EXERCISE DIRECTIONS — Output all lines exactly, with nothing added or dropped.

ENTRIES SHOWN —
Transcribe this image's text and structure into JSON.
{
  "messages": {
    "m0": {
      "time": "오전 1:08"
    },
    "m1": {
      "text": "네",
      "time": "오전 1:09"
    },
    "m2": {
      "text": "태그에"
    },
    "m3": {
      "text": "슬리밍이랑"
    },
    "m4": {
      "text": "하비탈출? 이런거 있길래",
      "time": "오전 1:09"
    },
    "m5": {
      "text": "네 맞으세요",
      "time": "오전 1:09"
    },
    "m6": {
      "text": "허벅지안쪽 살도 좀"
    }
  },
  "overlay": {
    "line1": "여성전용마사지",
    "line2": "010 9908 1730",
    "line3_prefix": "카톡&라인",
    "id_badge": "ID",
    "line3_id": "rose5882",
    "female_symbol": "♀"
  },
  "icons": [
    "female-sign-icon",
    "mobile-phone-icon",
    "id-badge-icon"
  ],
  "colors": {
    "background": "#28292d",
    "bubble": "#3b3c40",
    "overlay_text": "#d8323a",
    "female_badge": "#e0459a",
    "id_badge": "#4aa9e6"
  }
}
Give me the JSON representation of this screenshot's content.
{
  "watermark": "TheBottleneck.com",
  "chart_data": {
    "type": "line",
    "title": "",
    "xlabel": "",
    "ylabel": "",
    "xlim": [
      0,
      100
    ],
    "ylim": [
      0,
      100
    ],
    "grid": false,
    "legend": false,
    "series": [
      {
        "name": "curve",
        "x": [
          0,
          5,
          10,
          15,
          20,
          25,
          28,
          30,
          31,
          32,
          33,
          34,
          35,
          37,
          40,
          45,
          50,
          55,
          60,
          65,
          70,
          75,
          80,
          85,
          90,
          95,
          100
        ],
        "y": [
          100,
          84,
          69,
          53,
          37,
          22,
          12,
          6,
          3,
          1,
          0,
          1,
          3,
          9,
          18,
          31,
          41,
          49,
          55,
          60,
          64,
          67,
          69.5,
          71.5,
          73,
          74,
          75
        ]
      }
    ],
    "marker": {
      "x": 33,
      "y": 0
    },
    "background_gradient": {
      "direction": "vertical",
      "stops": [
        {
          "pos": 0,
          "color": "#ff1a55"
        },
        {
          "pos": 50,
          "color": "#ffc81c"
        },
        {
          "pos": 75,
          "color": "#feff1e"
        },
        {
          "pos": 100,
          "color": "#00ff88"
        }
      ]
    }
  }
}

FINAL RESULT —
Transcribe this image's text and structure into JSON.
{
  "messages": {
    "m0": {
      "time": "오전 1:08"
    },
    "m1": {
      "text": "네",
      "time": "오전 1:09"
    },
    "m2": {
      "text": "태그에"
    },
    "m3": {
      "text": "슬리밍이랑"
    },
    "m4": {
      "text": "하비탈출? 이런거 있길래",
      "time": "오전 1:09"
    },
    "m5": {
      "text": "네 맞으세요",
      "time": "오전 1:09"
    },
    "m6": {
      "text": "허벅지안쪽 살도 좀"
    }
  },
  "overlay": {
    "line1": "여성전용마사지",
    "line2": "010 9908 1730",
    "line3_prefix": "카톡&라인",
    "id_badge": "ID",
    "line3_id": "rose5882",
    "female_symbol": "♀"
  },
  "icons": [
    "female-sign-icon",
    "mobile-phone-icon",
    "id-badge-icon"
  ],
  "colors": {
    "background": "#28292d",
    "bubble": "#3b3c40",
    "overlay_text": "#d8323a",
    "female_badge": "#e0459a",
    "id_badge": "#4aa9e6"
  }
}
Give me the JSON representation of this screenshot's content.
{
  "watermark": "TheBottleneck.com",
  "chart_data": {
    "type": "line",
    "title": "",
    "xlabel": "",
    "ylabel": "",
    "xlim": [
      0,
      100
    ],
    "ylim": [
      0,
      100
    ],
    "grid": false,
    "legend": false,
    "series": [
      {
        "name": "curve",
        "x": [
          0,
          5,
          10,
          15,
          20,
          25,
          28,
          30,
          31,
          32,
          33,
          34,
          35,
          37,
          40,
          45,
          50,
          55,
          60,
          65,
          70,
          75,
          80,
          85,
          90,
          95,
          100
        ],
        "y": [
          100,
          84,
          69,
          53,
          37,
          22,
          12,
          6,
          3,
          1,
          0,
          1,
          3,
          9,
          18,
          31,
          41,
          49,
          55,
          60,
          64,
          67,
          69.5,
          71.5,
          73,
          74,
          75
        ]
      }
    ],
    "marker": {
      "x": 33,
      "y": 0
    },
    "background_gradient": {
      "direction": "vertical",
      "stops": [
        {
          "pos": 0,
          "color": "#ff1a55"
        },
        {
          "pos": 50,
          "color": "#ffc81c"
        },
        {
          "pos": 75,
          "color": "#feff1e"
        },
        {
          "pos": 100,
          "color": "#00ff88"
        }
      ]
    }
  }
}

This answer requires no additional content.